— TASK —
Set the following entries down again exactly, line by line.

(Raw records)
(begin)

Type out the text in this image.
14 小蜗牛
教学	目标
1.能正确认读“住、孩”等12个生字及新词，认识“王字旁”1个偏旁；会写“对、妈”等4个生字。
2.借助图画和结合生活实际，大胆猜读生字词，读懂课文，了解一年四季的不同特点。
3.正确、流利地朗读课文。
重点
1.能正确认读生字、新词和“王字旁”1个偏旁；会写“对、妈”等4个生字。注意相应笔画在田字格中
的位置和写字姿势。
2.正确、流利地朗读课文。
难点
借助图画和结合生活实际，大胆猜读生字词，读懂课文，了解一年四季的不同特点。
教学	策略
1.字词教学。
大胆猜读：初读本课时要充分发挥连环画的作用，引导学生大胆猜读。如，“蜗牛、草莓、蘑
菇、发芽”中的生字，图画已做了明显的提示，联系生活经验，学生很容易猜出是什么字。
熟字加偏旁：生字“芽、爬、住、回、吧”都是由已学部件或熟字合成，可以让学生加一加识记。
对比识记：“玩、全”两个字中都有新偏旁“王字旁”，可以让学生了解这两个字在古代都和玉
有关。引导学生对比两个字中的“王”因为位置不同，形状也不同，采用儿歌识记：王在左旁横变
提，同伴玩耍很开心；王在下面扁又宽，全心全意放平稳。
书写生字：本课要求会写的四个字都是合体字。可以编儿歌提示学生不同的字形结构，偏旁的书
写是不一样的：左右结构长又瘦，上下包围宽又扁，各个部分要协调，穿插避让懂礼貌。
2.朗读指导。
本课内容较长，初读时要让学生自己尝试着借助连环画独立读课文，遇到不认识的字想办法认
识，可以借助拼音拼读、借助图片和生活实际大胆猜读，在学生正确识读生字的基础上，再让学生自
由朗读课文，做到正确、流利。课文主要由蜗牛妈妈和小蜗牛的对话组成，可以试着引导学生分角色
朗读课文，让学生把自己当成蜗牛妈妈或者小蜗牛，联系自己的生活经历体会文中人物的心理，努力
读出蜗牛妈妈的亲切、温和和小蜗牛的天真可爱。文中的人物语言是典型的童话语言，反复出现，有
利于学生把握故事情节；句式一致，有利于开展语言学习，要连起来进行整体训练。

(end)

— RESPONSE TO THE EXERCISE —
Type out the text in this image.
14 小蜗牛
教学	目标
1.能正确认读“住、孩”等12个生字及新词，认识“王字旁”1个偏旁；会写“对、妈”等4个生字。
2.借助图画和结合生活实际，大胆猜读生字词，读懂课文，了解一年四季的不同特点。
3.正确、流利地朗读课文。
重点
1.能正确认读生字、新词和“王字旁”1个偏旁；会写“对、妈”等4个生字。注意相应笔画在田字格中
的位置和写字姿势。
2.正确、流利地朗读课文。
难点
借助图画和结合生活实际，大胆猜读生字词，读懂课文，了解一年四季的不同特点。
教学	策略
1.字词教学。
大胆猜读：初读本课时要充分发挥连环画的作用，引导学生大胆猜读。如，“蜗牛、草莓、蘑
菇、发芽”中的生字，图画已做了明显的提示，联系生活经验，学生很容易猜出是什么字。
熟字加偏旁：生字“芽、爬、住、回、吧”都是由已学部件或熟字合成，可以让学生加一加识记。
对比识记：“玩、全”两个字中都有新偏旁“王字旁”，可以让学生了解这两个字在古代都和玉
有关。引导学生对比两个字中的“王”因为位置不同，形状也不同，采用儿歌识记：王在左旁横变
提，同伴玩耍很开心；王在下面扁又宽，全心全意放平稳。
书写生字：本课要求会写的四个字都是合体字。可以编儿歌提示学生不同的字形结构，偏旁的书
写是不一样的：左右结构长又瘦，上下包围宽又扁，各个部分要协调，穿插避让懂礼貌。
2.朗读指导。
本课内容较长，初读时要让学生自己尝试着借助连环画独立读课文，遇到不认识的字想办法认
识，可以借助拼音拼读、借助图片和生活实际大胆猜读，在学生正确识读生字的基础上，再让学生自
由朗读课文，做到正确、流利。课文主要由蜗牛妈妈和小蜗牛的对话组成，可以试着引导学生分角色
朗读课文，让学生把自己当成蜗牛妈妈或者小蜗牛，联系自己的生活经历体会文中人物的心理，努力
读出蜗牛妈妈的亲切、温和和小蜗牛的天真可爱。文中的人物语言是典型的童话语言，反复出现，有
利于学生把握故事情节；句式一致，有利于开展语言学习，要连起来进行整体训练。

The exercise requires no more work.